GIVEN RECORDS:
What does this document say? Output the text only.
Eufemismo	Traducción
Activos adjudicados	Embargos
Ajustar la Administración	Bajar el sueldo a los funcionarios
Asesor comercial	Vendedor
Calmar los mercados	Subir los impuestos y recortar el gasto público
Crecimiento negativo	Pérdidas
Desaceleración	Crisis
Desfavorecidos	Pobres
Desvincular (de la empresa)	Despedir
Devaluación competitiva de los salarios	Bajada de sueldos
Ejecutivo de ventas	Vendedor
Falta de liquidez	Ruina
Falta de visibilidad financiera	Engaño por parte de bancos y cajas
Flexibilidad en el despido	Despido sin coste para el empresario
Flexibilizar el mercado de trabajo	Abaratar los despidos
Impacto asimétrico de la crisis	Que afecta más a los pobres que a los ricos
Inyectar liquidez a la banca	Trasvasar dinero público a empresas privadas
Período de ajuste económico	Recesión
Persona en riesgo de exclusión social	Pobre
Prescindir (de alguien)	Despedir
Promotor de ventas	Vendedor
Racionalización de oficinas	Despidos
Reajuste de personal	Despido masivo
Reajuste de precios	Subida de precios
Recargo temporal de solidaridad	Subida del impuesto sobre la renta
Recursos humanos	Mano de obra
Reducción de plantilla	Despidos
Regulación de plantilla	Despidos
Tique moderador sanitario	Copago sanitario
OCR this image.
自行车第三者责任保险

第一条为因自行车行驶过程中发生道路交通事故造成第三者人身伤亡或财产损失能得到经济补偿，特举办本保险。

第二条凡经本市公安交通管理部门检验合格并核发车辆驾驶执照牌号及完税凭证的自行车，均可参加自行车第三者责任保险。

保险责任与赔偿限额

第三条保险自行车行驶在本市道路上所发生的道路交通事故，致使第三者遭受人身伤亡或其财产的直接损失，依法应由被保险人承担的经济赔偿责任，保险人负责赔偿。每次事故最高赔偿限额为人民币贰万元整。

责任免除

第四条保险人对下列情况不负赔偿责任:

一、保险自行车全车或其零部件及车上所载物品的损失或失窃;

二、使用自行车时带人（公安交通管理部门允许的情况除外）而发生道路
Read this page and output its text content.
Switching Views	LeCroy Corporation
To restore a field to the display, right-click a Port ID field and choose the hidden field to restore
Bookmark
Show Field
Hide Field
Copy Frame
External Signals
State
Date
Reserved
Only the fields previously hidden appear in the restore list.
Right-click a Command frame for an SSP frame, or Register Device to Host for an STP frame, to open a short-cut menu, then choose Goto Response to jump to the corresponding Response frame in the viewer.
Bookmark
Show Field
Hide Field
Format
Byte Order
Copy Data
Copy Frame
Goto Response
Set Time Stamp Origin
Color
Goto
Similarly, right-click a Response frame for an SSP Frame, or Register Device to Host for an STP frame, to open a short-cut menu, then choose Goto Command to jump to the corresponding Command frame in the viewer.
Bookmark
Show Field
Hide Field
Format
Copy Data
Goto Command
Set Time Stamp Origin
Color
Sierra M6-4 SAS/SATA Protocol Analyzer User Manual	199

WHAT TO DO: Check each line above for the word "corresponding", and copy the lines where it appears.

TASK OUTPUT:
Right-click a Command frame for an SSP frame, or Register Device to Host for an STP frame, to open a short-cut menu, then choose Goto Response to jump to the corresponding Response frame in the viewer.
Similarly, right-click a Response frame for an SSP Frame, or Register Device to Host for an STP frame, to open a short-cut menu, then choose Goto Command to jump to the corresponding Command frame in the viewer.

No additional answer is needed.